§ WORK REQUIRED:
Look for "工农武装割据" in each line of the entries, and return the matching lines.

§ RECORD LIST:
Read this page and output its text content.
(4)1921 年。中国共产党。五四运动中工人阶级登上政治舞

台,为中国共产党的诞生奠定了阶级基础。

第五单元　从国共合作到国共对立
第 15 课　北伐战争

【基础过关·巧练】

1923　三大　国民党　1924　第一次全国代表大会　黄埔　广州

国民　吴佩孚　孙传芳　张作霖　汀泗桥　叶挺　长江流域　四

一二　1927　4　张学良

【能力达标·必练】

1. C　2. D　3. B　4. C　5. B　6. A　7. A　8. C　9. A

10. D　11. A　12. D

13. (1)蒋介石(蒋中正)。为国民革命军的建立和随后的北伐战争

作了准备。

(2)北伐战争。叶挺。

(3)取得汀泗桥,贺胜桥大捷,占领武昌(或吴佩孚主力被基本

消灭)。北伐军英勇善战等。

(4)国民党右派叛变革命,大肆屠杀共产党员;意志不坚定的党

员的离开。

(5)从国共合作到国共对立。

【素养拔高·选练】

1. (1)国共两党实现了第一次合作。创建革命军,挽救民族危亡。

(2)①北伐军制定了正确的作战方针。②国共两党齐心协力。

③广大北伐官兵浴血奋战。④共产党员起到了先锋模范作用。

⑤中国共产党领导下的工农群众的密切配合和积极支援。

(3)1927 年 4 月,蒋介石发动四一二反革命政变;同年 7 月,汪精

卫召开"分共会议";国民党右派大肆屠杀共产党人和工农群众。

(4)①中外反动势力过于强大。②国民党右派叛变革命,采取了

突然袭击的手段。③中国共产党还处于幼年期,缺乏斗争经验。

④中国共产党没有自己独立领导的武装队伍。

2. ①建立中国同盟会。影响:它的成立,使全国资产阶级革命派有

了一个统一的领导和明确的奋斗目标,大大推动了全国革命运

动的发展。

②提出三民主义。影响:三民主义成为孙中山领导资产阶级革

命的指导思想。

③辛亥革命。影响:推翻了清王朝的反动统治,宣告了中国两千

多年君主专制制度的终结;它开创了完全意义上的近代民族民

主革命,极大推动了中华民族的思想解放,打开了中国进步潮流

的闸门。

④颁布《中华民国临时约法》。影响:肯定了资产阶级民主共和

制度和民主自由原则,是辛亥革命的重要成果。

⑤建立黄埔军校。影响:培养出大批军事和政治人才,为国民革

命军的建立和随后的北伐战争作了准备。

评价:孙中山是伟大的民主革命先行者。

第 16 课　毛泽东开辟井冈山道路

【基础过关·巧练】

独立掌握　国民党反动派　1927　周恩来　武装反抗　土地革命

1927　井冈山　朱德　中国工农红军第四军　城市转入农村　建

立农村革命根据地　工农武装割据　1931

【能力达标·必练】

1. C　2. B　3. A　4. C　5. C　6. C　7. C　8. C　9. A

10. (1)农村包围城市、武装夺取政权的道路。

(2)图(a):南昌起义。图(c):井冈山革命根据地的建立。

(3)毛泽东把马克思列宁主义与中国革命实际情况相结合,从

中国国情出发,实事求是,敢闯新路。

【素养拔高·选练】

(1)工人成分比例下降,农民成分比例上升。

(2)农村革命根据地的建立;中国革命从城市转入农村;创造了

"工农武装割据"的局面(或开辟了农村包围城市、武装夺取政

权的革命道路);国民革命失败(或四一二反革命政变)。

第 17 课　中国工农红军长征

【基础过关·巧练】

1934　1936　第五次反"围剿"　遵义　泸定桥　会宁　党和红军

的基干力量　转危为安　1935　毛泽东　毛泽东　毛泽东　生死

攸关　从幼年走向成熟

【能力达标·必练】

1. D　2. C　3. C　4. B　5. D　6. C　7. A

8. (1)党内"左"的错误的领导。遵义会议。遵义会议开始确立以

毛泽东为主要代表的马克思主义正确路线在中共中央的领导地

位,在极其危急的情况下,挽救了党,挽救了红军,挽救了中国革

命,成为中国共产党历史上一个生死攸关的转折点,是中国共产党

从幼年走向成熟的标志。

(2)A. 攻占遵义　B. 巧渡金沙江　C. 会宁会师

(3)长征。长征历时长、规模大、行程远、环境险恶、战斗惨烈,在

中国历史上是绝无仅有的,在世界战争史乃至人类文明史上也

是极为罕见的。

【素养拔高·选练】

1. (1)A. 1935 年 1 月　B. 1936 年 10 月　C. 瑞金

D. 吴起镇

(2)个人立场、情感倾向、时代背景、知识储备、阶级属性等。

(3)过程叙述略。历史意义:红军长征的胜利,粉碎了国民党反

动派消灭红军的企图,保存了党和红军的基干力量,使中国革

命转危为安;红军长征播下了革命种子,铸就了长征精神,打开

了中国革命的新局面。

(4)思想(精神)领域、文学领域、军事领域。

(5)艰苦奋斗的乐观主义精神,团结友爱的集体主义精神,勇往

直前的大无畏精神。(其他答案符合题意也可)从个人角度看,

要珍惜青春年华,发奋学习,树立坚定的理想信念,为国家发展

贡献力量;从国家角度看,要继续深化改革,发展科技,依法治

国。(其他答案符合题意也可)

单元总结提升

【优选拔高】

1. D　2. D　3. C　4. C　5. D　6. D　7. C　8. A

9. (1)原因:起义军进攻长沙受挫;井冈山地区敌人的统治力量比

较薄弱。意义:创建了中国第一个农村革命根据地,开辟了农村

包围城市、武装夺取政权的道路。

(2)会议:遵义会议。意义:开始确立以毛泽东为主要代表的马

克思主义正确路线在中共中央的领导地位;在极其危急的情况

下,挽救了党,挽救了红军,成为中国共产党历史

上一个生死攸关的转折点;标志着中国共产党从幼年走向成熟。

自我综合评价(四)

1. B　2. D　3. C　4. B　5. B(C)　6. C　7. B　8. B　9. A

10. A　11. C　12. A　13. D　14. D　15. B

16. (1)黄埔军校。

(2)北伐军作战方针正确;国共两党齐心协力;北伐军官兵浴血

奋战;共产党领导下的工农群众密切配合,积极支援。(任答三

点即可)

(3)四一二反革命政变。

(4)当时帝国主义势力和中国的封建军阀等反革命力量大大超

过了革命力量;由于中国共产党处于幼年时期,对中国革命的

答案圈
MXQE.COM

§ RESULT OF THE EXERCISE:
立农村革命根据地　工农武装割据　1931
"工农武装割据"的局面(或开辟了农村包围城市、武装夺取政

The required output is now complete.